** Start of Records to use **
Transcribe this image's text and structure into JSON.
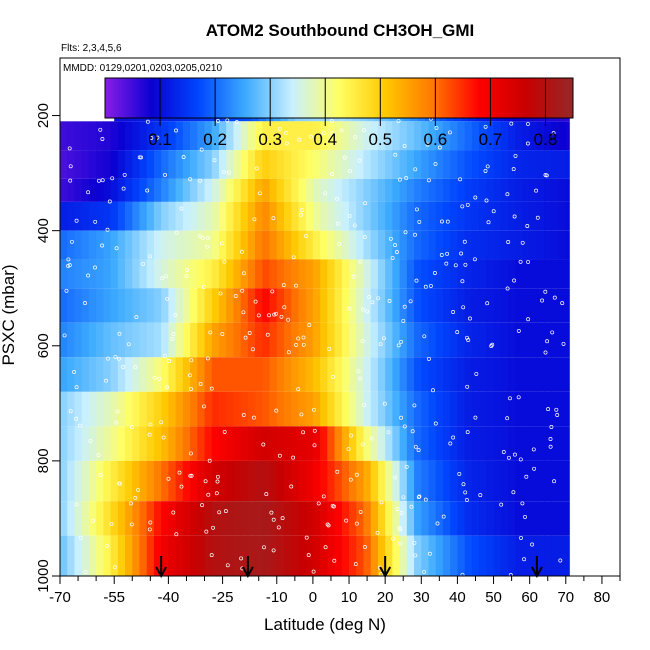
{
  "chart_data": {
    "type": "heatmap",
    "title": "ATOM2 Southbound CH3OH_GMI",
    "subtitle_flights": "Flts: 2,3,4,5,6",
    "subtitle_dates": "MMDD: 0129,0201,0203,0205,0210",
    "xlabel": "Latitude (deg N)",
    "ylabel": "PSXC (mbar)",
    "xlim": [
      -70,
      85
    ],
    "ylim": [
      1000,
      100
    ],
    "y_reversed": true,
    "x_ticks": [
      -70,
      -55,
      -40,
      -25,
      -10,
      0,
      10,
      20,
      30,
      40,
      50,
      60,
      70,
      80
    ],
    "x_minor_ticks": [
      -65,
      -60,
      -50,
      -45,
      -35,
      -30,
      -20,
      -15,
      -5,
      5,
      15,
      25,
      35,
      45,
      55,
      65,
      75,
      85
    ],
    "y_ticks": [
      200,
      400,
      600,
      800,
      1000
    ],
    "colorbar": {
      "range": [
        0.0,
        0.85
      ],
      "tick_values": [
        0.1,
        0.2,
        0.3,
        0.4,
        0.5,
        0.6,
        0.7,
        0.8
      ],
      "tick_labels": [
        "0.1",
        "0.2",
        "0.3",
        "0.4",
        "0.5",
        "0.6",
        "0.7",
        "0.8"
      ],
      "colors": [
        "#8a1ee6",
        "#0a00d2",
        "#0046ff",
        "#3caaff",
        "#c8f0ff",
        "#ffff64",
        "#ffc800",
        "#ff7800",
        "#ff0000",
        "#c80000",
        "#962828"
      ]
    },
    "lat_range": [
      -70,
      71
    ],
    "pressure_layers": [
      {
        "p_top": 190,
        "p_bot": 210,
        "lat_min": -55,
        "lat_max": 71,
        "values": [
          0.1,
          0.12,
          0.15,
          0.18,
          0.3,
          0.32,
          0.28,
          0.2,
          0.12,
          0.08,
          0.06
        ]
      },
      {
        "p_top": 210,
        "p_bot": 260,
        "lat_min": -70,
        "lat_max": 71,
        "values": [
          0.05,
          0.07,
          0.15,
          0.25,
          0.45,
          0.45,
          0.35,
          0.28,
          0.2,
          0.12,
          0.08
        ]
      },
      {
        "p_top": 260,
        "p_bot": 310,
        "lat_min": -70,
        "lat_max": 71,
        "values": [
          0.04,
          0.08,
          0.2,
          0.3,
          0.5,
          0.42,
          0.33,
          0.25,
          0.18,
          0.13,
          0.12
        ]
      },
      {
        "p_top": 310,
        "p_bot": 350,
        "lat_min": -70,
        "lat_max": 71,
        "values": [
          0.05,
          0.1,
          0.22,
          0.35,
          0.55,
          0.38,
          0.3,
          0.22,
          0.16,
          0.12,
          0.1
        ]
      },
      {
        "p_top": 350,
        "p_bot": 400,
        "lat_min": -70,
        "lat_max": 71,
        "values": [
          0.12,
          0.15,
          0.3,
          0.38,
          0.58,
          0.4,
          0.3,
          0.2,
          0.15,
          0.12,
          0.1
        ]
      },
      {
        "p_top": 400,
        "p_bot": 450,
        "lat_min": -70,
        "lat_max": 71,
        "values": [
          0.2,
          0.25,
          0.35,
          0.4,
          0.6,
          0.45,
          0.32,
          0.2,
          0.14,
          0.12,
          0.1
        ]
      },
      {
        "p_top": 450,
        "p_bot": 500,
        "lat_min": -70,
        "lat_max": 71,
        "values": [
          0.22,
          0.25,
          0.36,
          0.45,
          0.63,
          0.55,
          0.36,
          0.18,
          0.13,
          0.1,
          0.1
        ]
      },
      {
        "p_top": 500,
        "p_bot": 560,
        "lat_min": -70,
        "lat_max": 71,
        "values": [
          0.2,
          0.25,
          0.3,
          0.5,
          0.68,
          0.55,
          0.35,
          0.18,
          0.12,
          0.1,
          0.1
        ]
      },
      {
        "p_top": 560,
        "p_bot": 620,
        "lat_min": -70,
        "lat_max": 71,
        "values": [
          0.22,
          0.28,
          0.32,
          0.55,
          0.65,
          0.55,
          0.36,
          0.2,
          0.13,
          0.1,
          0.1
        ]
      },
      {
        "p_top": 620,
        "p_bot": 680,
        "lat_min": -70,
        "lat_max": 71,
        "values": [
          0.25,
          0.3,
          0.42,
          0.62,
          0.62,
          0.52,
          0.35,
          0.18,
          0.12,
          0.1,
          0.1
        ]
      },
      {
        "p_top": 680,
        "p_bot": 740,
        "lat_min": -70,
        "lat_max": 71,
        "values": [
          0.3,
          0.38,
          0.5,
          0.65,
          0.62,
          0.55,
          0.35,
          0.2,
          0.12,
          0.1,
          0.1
        ]
      },
      {
        "p_top": 740,
        "p_bot": 800,
        "lat_min": -70,
        "lat_max": 71,
        "values": [
          0.3,
          0.4,
          0.52,
          0.68,
          0.75,
          0.72,
          0.42,
          0.2,
          0.12,
          0.1,
          0.1
        ]
      },
      {
        "p_top": 800,
        "p_bot": 870,
        "lat_min": -70,
        "lat_max": 71,
        "values": [
          0.3,
          0.45,
          0.6,
          0.75,
          0.8,
          0.7,
          0.55,
          0.22,
          0.13,
          0.1,
          0.1
        ]
      },
      {
        "p_top": 870,
        "p_bot": 930,
        "lat_min": -70,
        "lat_max": 71,
        "values": [
          0.3,
          0.48,
          0.68,
          0.8,
          0.82,
          0.75,
          0.6,
          0.25,
          0.14,
          0.1,
          0.1
        ]
      },
      {
        "p_top": 930,
        "p_bot": 1010,
        "lat_min": -70,
        "lat_max": 71,
        "values": [
          0.28,
          0.45,
          0.7,
          0.8,
          0.82,
          0.75,
          0.62,
          0.3,
          0.18,
          0.12,
          0.12
        ]
      }
    ],
    "markers": {
      "type": "arrow-down",
      "latitudes": [
        -42,
        -18,
        20,
        62
      ]
    }
  }
}
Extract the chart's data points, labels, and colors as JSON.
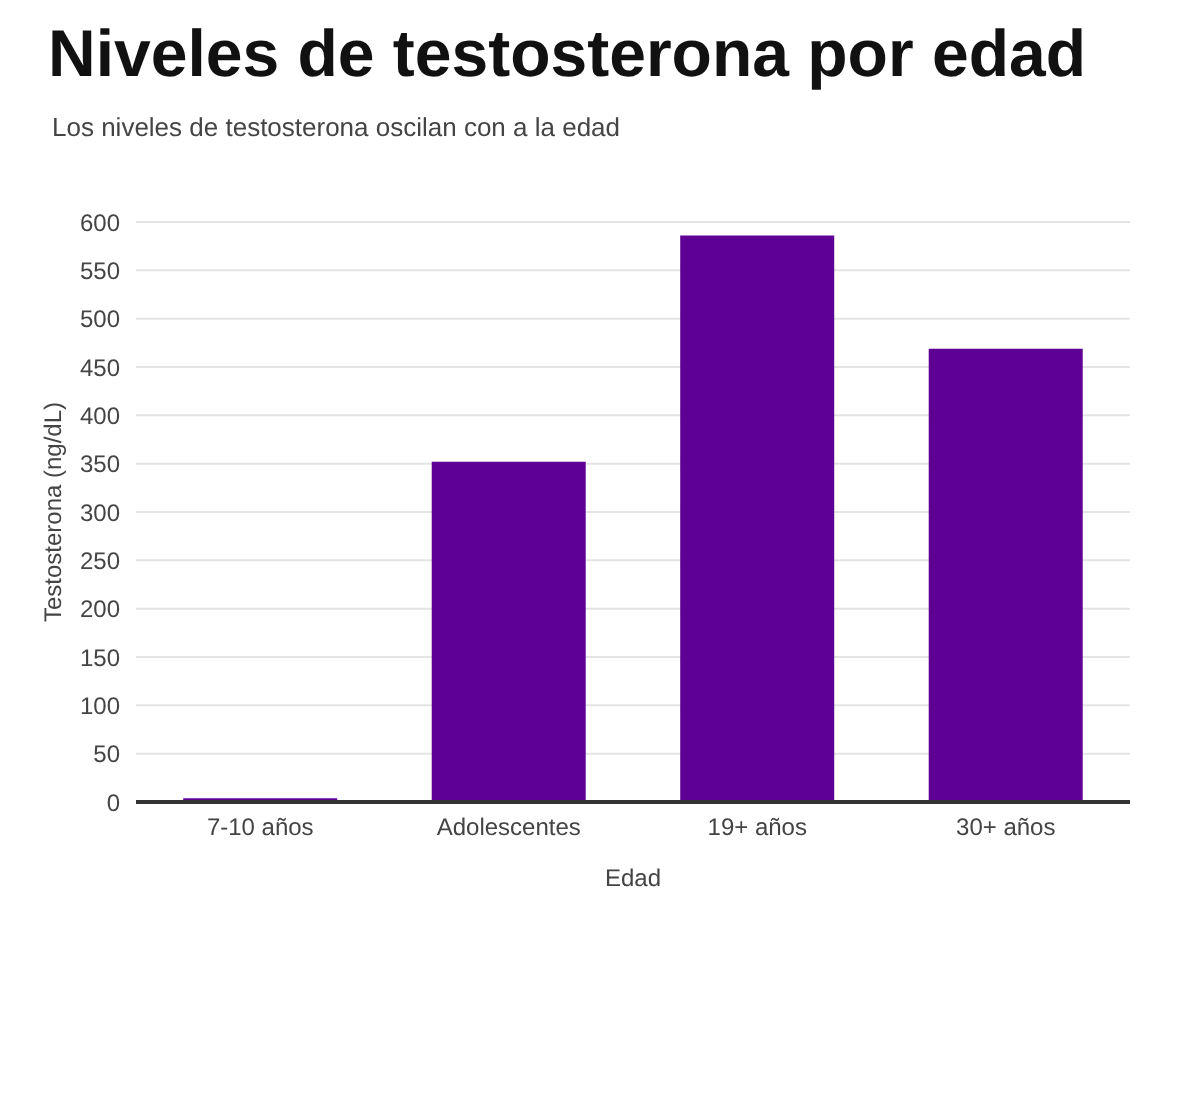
{
  "chart_data": {
    "type": "bar",
    "title": "Niveles de testosterona por edad",
    "subtitle": "Los niveles de testosterona oscilan con a la edad",
    "xlabel": "Edad",
    "ylabel": "Testosterona (ng/dL)",
    "categories": [
      "7-10 años",
      "Adolescentes",
      "19+ años",
      "30+ años"
    ],
    "values": [
      4,
      352,
      586,
      469
    ],
    "color": "#5f0095",
    "ylim": [
      0,
      600
    ],
    "yticks": [
      0,
      50,
      100,
      150,
      200,
      250,
      300,
      350,
      400,
      450,
      500,
      550,
      600
    ],
    "grid": "y"
  }
}
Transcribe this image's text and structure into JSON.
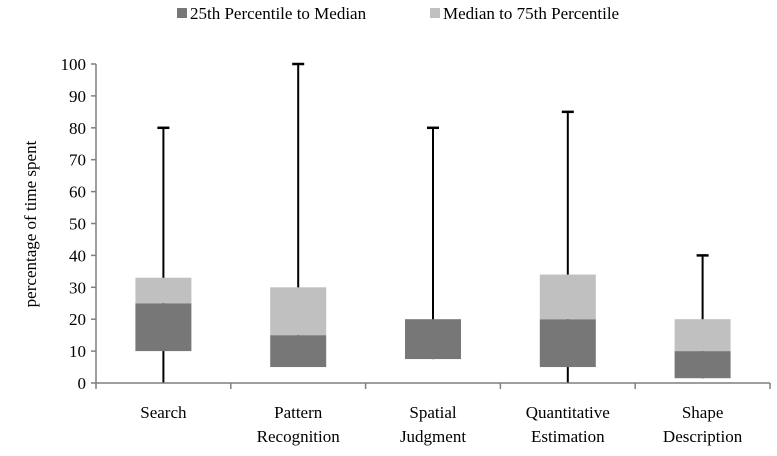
** End of Records to use **
* [What you need to do]:
Reproduce the full listing faithfully, but do not carry over any pictures.

* [Finished answer]:
Transcribe this image's text and structure into JSON.
{
  "chart_data": {
    "type": "heatmap",
    "title": "ATOM2 Southbound CH3OH_GMI",
    "subtitle_flights": "Flts: 2,3,4,5,6",
    "subtitle_dates": "MMDD: 0129,0201,0203,0205,0210",
    "xlabel": "Latitude (deg N)",
    "ylabel": "PSXC (mbar)",
    "xlim": [
      -70,
      85
    ],
    "ylim": [
      1000,
      100
    ],
    "y_reversed": true,
    "x_ticks": [
      -70,
      -55,
      -40,
      -25,
      -10,
      0,
      10,
      20,
      30,
      40,
      50,
      60,
      70,
      80
    ],
    "x_minor_ticks": [
      -65,
      -60,
      -50,
      -45,
      -35,
      -30,
      -20,
      -15,
      -5,
      5,
      15,
      25,
      35,
      45,
      55,
      65,
      75,
      85
    ],
    "y_ticks": [
      200,
      400,
      600,
      800,
      1000
    ],
    "colorbar": {
      "range": [
        0.0,
        0.85
      ],
      "tick_values": [
        0.1,
        0.2,
        0.3,
        0.4,
        0.5,
        0.6,
        0.7,
        0.8
      ],
      "tick_labels": [
        "0.1",
        "0.2",
        "0.3",
        "0.4",
        "0.5",
        "0.6",
        "0.7",
        "0.8"
      ],
      "colors": [
        "#8a1ee6",
        "#0a00d2",
        "#0046ff",
        "#3caaff",
        "#c8f0ff",
        "#ffff64",
        "#ffc800",
        "#ff7800",
        "#ff0000",
        "#c80000",
        "#962828"
      ]
    },
    "lat_range": [
      -70,
      71
    ],
    "pressure_layers": [
      {
        "p_top": 190,
        "p_bot": 210,
        "lat_min": -55,
        "lat_max": 71,
        "values": [
          0.1,
          0.12,
          0.15,
          0.18,
          0.3,
          0.32,
          0.28,
          0.2,
          0.12,
          0.08,
          0.06
        ]
      },
      {
        "p_top": 210,
        "p_bot": 260,
        "lat_min": -70,
        "lat_max": 71,
        "values": [
          0.05,
          0.07,
          0.15,
          0.25,
          0.45,
          0.45,
          0.35,
          0.28,
          0.2,
          0.12,
          0.08
        ]
      },
      {
        "p_top": 260,
        "p_bot": 310,
        "lat_min": -70,
        "lat_max": 71,
        "values": [
          0.04,
          0.08,
          0.2,
          0.3,
          0.5,
          0.42,
          0.33,
          0.25,
          0.18,
          0.13,
          0.12
        ]
      },
      {
        "p_top": 310,
        "p_bot": 350,
        "lat_min": -70,
        "lat_max": 71,
        "values": [
          0.05,
          0.1,
          0.22,
          0.35,
          0.55,
          0.38,
          0.3,
          0.22,
          0.16,
          0.12,
          0.1
        ]
      },
      {
        "p_top": 350,
        "p_bot": 400,
        "lat_min": -70,
        "lat_max": 71,
        "values": [
          0.12,
          0.15,
          0.3,
          0.38,
          0.58,
          0.4,
          0.3,
          0.2,
          0.15,
          0.12,
          0.1
        ]
      },
      {
        "p_top": 400,
        "p_bot": 450,
        "lat_min": -70,
        "lat_max": 71,
        "values": [
          0.2,
          0.25,
          0.35,
          0.4,
          0.6,
          0.45,
          0.32,
          0.2,
          0.14,
          0.12,
          0.1
        ]
      },
      {
        "p_top": 450,
        "p_bot": 500,
        "lat_min": -70,
        "lat_max": 71,
        "values": [
          0.22,
          0.25,
          0.36,
          0.45,
          0.63,
          0.55,
          0.36,
          0.18,
          0.13,
          0.1,
          0.1
        ]
      },
      {
        "p_top": 500,
        "p_bot": 560,
        "lat_min": -70,
        "lat_max": 71,
        "values": [
          0.2,
          0.25,
          0.3,
          0.5,
          0.68,
          0.55,
          0.35,
          0.18,
          0.12,
          0.1,
          0.1
        ]
      },
      {
        "p_top": 560,
        "p_bot": 620,
        "lat_min": -70,
        "lat_max": 71,
        "values": [
          0.22,
          0.28,
          0.32,
          0.55,
          0.65,
          0.55,
          0.36,
          0.2,
          0.13,
          0.1,
          0.1
        ]
      },
      {
        "p_top": 620,
        "p_bot": 680,
        "lat_min": -70,
        "lat_max": 71,
        "values": [
          0.25,
          0.3,
          0.42,
          0.62,
          0.62,
          0.52,
          0.35,
          0.18,
          0.12,
          0.1,
          0.1
        ]
      },
      {
        "p_top": 680,
        "p_bot": 740,
        "lat_min": -70,
        "lat_max": 71,
        "values": [
          0.3,
          0.38,
          0.5,
          0.65,
          0.62,
          0.55,
          0.35,
          0.2,
          0.12,
          0.1,
          0.1
        ]
      },
      {
        "p_top": 740,
        "p_bot": 800,
        "lat_min": -70,
        "lat_max": 71,
        "values": [
          0.3,
          0.4,
          0.52,
          0.68,
          0.75,
          0.72,
          0.42,
          0.2,
          0.12,
          0.1,
          0.1
        ]
      },
      {
        "p_top": 800,
        "p_bot": 870,
        "lat_min": -70,
        "lat_max": 71,
        "values": [
          0.3,
          0.45,
          0.6,
          0.75,
          0.8,
          0.7,
          0.55,
          0.22,
          0.13,
          0.1,
          0.1
        ]
      },
      {
        "p_top": 870,
        "p_bot": 930,
        "lat_min": -70,
        "lat_max": 71,
        "values": [
          0.3,
          0.48,
          0.68,
          0.8,
          0.82,
          0.75,
          0.6,
          0.25,
          0.14,
          0.1,
          0.1
        ]
      },
      {
        "p_top": 930,
        "p_bot": 1010,
        "lat_min": -70,
        "lat_max": 71,
        "values": [
          0.28,
          0.45,
          0.7,
          0.8,
          0.82,
          0.75,
          0.62,
          0.3,
          0.18,
          0.12,
          0.12
        ]
      }
    ],
    "markers": {
      "type": "arrow-down",
      "latitudes": [
        -42,
        -18,
        20,
        62
      ]
    }
  }
}
Extract the chart's data points, labels, and colors as JSON.
{
  "chart_data": {
    "type": "bar",
    "title": "Niveles de testosterona por edad",
    "subtitle": "Los niveles de testosterona oscilan con a la edad",
    "xlabel": "Edad",
    "ylabel": "Testosterona (ng/dL)",
    "categories": [
      "7-10 años",
      "Adolescentes",
      "19+ años",
      "30+ años"
    ],
    "values": [
      4,
      352,
      586,
      469
    ],
    "color": "#5f0095",
    "ylim": [
      0,
      600
    ],
    "yticks": [
      0,
      50,
      100,
      150,
      200,
      250,
      300,
      350,
      400,
      450,
      500,
      550,
      600
    ],
    "grid": "y"
  }
}
Transcribe this image's text and structure into JSON.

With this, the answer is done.